WHAT NEEDS TO BE DONE ::
Restate the complete material exactly.

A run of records
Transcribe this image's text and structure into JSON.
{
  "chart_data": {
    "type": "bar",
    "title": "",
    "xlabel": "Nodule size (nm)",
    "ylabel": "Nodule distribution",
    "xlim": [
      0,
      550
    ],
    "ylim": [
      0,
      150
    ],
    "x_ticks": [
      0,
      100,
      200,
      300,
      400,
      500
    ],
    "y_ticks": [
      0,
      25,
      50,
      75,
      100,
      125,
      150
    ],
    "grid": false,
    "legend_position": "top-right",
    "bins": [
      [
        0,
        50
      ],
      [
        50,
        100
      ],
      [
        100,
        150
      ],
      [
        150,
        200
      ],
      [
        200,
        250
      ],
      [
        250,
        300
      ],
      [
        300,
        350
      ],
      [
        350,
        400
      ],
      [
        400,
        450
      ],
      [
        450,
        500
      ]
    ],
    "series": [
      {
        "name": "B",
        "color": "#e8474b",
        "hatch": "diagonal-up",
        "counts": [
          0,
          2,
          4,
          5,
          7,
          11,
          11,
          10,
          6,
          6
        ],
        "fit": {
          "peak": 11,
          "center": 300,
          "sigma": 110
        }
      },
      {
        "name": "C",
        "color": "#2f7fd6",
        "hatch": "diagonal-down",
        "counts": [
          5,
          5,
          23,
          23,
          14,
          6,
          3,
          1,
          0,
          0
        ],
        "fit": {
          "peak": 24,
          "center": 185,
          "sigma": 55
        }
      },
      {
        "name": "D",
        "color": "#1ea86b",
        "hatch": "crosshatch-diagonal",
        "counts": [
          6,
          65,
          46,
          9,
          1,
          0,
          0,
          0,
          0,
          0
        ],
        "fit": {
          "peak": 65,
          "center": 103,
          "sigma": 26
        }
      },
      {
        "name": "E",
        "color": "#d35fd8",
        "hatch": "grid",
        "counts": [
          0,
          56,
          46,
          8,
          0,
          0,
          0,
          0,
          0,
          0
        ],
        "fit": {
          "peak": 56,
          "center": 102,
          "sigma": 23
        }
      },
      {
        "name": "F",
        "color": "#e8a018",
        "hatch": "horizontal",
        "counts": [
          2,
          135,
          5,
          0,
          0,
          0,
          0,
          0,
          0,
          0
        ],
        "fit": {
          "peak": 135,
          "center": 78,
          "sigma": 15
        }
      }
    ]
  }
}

SOLVED PROBLEM ::
Transcribe this image's text and structure into JSON.
{
  "chart_data": {
    "type": "bar",
    "title": "",
    "xlabel": "Nodule size (nm)",
    "ylabel": "Nodule distribution",
    "xlim": [
      0,
      550
    ],
    "ylim": [
      0,
      150
    ],
    "x_ticks": [
      0,
      100,
      200,
      300,
      400,
      500
    ],
    "y_ticks": [
      0,
      25,
      50,
      75,
      100,
      125,
      150
    ],
    "grid": false,
    "legend_position": "top-right",
    "bins": [
      [
        0,
        50
      ],
      [
        50,
        100
      ],
      [
        100,
        150
      ],
      [
        150,
        200
      ],
      [
        200,
        250
      ],
      [
        250,
        300
      ],
      [
        300,
        350
      ],
      [
        350,
        400
      ],
      [
        400,
        450
      ],
      [
        450,
        500
      ]
    ],
    "series": [
      {
        "name": "B",
        "color": "#e8474b",
        "hatch": "diagonal-up",
        "counts": [
          0,
          2,
          4,
          5,
          7,
          11,
          11,
          10,
          6,
          6
        ],
        "fit": {
          "peak": 11,
          "center": 300,
          "sigma": 110
        }
      },
      {
        "name": "C",
        "color": "#2f7fd6",
        "hatch": "diagonal-down",
        "counts": [
          5,
          5,
          23,
          23,
          14,
          6,
          3,
          1,
          0,
          0
        ],
        "fit": {
          "peak": 24,
          "center": 185,
          "sigma": 55
        }
      },
      {
        "name": "D",
        "color": "#1ea86b",
        "hatch": "crosshatch-diagonal",
        "counts": [
          6,
          65,
          46,
          9,
          1,
          0,
          0,
          0,
          0,
          0
        ],
        "fit": {
          "peak": 65,
          "center": 103,
          "sigma": 26
        }
      },
      {
        "name": "E",
        "color": "#d35fd8",
        "hatch": "grid",
        "counts": [
          0,
          56,
          46,
          8,
          0,
          0,
          0,
          0,
          0,
          0
        ],
        "fit": {
          "peak": 56,
          "center": 102,
          "sigma": 23
        }
      },
      {
        "name": "F",
        "color": "#e8a018",
        "hatch": "horizontal",
        "counts": [
          2,
          135,
          5,
          0,
          0,
          0,
          0,
          0,
          0,
          0
        ],
        "fit": {
          "peak": 135,
          "center": 78,
          "sigma": 15
        }
      }
    ]
  }
}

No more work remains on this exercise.